> _EXERCISE AIM_:
Select, from the data, each line where "konuk" occurs.

Stored records
......

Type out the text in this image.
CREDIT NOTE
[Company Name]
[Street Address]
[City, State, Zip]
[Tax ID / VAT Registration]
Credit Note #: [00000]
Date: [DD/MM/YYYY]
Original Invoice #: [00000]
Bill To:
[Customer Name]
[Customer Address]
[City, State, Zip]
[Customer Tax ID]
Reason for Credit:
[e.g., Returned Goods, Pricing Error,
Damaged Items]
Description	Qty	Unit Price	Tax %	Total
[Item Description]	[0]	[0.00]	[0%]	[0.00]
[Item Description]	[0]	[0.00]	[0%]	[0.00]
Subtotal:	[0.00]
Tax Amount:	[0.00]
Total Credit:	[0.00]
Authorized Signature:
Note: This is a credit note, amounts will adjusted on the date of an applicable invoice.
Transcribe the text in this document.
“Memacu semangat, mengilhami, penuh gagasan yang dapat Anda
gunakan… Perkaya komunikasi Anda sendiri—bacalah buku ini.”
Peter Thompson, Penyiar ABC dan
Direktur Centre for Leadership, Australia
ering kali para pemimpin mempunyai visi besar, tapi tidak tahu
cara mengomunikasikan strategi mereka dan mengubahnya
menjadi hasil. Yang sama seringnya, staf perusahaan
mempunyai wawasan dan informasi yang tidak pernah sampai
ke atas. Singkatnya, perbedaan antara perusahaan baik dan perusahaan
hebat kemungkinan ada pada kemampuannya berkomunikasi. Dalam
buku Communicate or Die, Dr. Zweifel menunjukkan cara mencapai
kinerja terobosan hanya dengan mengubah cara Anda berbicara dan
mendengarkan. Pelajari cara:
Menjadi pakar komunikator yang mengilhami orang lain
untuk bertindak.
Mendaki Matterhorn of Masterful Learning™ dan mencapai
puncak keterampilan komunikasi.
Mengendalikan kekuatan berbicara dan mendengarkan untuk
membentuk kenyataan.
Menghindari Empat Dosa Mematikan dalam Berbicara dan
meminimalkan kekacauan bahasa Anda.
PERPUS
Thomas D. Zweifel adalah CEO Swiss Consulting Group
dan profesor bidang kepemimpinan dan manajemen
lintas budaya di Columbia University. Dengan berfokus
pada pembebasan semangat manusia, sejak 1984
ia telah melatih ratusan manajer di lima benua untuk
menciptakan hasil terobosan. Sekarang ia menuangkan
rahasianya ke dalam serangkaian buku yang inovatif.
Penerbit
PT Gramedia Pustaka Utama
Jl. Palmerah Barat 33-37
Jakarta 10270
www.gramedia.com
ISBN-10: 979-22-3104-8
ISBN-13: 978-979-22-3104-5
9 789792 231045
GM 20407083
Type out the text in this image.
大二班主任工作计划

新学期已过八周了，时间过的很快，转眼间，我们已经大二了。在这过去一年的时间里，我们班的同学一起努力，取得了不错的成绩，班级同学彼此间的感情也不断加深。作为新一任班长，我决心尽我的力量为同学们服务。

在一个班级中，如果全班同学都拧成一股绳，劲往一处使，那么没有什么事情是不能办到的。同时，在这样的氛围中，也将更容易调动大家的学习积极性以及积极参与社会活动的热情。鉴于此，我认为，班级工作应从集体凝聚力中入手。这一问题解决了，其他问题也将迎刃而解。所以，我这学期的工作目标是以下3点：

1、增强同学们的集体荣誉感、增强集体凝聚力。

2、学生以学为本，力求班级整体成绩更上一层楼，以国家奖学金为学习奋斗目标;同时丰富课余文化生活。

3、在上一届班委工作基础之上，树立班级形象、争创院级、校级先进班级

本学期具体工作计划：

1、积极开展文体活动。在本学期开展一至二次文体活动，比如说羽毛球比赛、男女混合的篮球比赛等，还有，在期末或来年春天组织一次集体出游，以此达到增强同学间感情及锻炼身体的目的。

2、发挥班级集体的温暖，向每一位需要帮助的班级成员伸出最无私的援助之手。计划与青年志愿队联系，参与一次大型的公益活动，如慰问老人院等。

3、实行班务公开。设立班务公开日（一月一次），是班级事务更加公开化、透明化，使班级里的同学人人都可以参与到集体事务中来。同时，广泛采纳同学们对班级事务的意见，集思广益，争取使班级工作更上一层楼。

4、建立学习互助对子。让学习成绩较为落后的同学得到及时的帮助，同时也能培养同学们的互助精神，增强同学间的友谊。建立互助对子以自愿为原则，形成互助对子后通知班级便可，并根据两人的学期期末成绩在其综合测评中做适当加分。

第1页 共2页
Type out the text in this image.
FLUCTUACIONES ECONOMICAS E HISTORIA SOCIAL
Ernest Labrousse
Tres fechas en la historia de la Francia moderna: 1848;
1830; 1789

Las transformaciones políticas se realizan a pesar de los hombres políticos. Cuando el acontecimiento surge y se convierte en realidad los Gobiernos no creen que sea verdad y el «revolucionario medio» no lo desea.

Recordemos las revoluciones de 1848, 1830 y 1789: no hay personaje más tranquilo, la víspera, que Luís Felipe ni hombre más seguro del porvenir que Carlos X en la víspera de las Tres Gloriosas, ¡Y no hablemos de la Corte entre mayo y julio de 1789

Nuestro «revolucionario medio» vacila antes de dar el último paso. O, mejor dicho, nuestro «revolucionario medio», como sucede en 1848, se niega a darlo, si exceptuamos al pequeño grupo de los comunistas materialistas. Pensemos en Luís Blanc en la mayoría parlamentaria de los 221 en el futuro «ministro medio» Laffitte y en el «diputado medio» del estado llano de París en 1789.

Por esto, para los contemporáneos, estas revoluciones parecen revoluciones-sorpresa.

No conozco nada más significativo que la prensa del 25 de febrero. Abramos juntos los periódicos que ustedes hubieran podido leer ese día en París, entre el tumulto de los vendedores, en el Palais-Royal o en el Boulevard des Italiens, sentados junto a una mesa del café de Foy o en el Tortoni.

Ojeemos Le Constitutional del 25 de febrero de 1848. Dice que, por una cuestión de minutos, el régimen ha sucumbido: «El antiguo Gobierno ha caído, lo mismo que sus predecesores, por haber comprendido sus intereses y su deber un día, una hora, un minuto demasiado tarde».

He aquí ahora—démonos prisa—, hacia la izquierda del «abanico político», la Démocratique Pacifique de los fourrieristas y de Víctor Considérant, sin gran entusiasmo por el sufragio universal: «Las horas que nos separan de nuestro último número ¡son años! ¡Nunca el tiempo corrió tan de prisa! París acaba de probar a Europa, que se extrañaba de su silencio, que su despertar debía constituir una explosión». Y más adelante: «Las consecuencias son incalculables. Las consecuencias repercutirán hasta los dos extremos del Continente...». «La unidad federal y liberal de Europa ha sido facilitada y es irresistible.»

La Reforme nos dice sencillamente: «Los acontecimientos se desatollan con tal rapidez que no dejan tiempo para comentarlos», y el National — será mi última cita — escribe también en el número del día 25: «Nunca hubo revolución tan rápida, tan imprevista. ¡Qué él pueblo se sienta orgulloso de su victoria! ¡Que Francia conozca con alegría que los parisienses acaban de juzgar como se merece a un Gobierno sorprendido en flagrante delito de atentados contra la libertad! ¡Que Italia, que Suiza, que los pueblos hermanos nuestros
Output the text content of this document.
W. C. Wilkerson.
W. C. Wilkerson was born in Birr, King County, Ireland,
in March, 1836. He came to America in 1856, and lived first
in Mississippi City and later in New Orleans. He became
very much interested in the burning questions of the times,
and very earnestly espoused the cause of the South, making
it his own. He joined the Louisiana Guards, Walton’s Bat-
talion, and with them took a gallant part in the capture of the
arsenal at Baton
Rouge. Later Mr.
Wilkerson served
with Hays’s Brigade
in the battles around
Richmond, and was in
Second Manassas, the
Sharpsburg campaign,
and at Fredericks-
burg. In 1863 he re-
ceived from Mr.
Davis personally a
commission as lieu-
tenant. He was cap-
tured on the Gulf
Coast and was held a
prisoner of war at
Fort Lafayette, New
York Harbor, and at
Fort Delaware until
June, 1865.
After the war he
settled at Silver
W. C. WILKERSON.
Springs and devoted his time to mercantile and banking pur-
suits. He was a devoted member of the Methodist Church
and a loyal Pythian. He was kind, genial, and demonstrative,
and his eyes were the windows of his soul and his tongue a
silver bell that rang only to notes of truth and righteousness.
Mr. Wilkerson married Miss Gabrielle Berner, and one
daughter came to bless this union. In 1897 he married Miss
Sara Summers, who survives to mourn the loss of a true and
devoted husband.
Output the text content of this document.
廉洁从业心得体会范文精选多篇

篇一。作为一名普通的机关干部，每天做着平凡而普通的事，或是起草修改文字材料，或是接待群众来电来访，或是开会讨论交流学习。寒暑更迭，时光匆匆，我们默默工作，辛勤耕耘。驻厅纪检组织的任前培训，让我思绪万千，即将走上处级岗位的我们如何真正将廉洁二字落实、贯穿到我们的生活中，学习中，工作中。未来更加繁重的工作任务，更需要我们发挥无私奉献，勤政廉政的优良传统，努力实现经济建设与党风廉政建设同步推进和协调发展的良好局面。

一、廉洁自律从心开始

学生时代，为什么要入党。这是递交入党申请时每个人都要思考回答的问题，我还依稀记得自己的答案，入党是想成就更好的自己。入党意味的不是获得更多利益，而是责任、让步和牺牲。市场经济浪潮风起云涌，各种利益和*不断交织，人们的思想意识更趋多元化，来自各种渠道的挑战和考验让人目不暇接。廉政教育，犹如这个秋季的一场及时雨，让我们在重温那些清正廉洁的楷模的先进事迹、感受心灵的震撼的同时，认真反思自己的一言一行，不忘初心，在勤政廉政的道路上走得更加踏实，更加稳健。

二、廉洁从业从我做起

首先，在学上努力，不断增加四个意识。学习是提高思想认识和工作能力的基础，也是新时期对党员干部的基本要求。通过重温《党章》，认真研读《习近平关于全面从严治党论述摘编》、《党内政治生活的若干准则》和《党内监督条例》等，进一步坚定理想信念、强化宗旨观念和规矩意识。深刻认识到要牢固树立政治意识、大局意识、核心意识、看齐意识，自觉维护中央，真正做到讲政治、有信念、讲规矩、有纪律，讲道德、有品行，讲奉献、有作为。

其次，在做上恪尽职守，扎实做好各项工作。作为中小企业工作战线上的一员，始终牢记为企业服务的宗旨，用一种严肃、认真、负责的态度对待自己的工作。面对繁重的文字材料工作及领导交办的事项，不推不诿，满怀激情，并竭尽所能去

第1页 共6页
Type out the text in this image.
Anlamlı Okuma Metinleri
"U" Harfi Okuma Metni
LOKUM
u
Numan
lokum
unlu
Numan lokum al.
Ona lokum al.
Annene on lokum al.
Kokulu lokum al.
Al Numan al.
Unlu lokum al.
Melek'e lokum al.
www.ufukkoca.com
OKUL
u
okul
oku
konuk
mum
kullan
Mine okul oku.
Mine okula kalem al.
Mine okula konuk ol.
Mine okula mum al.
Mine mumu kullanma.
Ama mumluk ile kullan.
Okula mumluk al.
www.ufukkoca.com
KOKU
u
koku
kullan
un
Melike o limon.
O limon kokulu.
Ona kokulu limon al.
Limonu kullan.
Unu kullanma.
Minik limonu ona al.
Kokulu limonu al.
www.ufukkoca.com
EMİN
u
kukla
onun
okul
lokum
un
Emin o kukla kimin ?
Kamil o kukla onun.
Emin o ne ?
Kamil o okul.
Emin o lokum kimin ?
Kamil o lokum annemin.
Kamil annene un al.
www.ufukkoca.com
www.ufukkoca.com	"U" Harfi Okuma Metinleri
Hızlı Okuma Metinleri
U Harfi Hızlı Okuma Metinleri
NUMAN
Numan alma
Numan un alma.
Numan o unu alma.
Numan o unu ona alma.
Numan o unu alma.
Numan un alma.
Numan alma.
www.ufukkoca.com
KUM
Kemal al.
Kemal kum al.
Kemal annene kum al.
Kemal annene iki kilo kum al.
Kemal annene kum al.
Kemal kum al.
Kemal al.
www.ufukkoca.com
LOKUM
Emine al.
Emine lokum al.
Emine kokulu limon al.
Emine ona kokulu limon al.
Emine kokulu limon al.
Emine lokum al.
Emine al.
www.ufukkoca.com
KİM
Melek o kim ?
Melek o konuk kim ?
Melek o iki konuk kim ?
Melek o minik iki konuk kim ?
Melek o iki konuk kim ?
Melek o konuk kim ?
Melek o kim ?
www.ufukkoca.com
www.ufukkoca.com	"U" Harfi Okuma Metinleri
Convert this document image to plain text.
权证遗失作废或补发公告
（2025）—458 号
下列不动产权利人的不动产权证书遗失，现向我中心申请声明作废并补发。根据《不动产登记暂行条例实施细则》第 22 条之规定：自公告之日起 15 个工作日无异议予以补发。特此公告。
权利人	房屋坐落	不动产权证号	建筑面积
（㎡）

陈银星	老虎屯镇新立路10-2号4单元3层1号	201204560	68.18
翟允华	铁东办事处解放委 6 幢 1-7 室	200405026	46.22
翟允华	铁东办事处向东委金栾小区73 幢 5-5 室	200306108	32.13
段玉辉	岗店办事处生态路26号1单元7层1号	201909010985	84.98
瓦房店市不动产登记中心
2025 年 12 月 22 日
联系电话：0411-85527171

......

> _WORKED ANSWER_:
konuk
Mine okula konuk ol.
Melek o konuk kim ?
Melek o iki konuk kim ?
Melek o minik iki konuk kim ?
Melek o iki konuk kim ?
Melek o konuk kim ?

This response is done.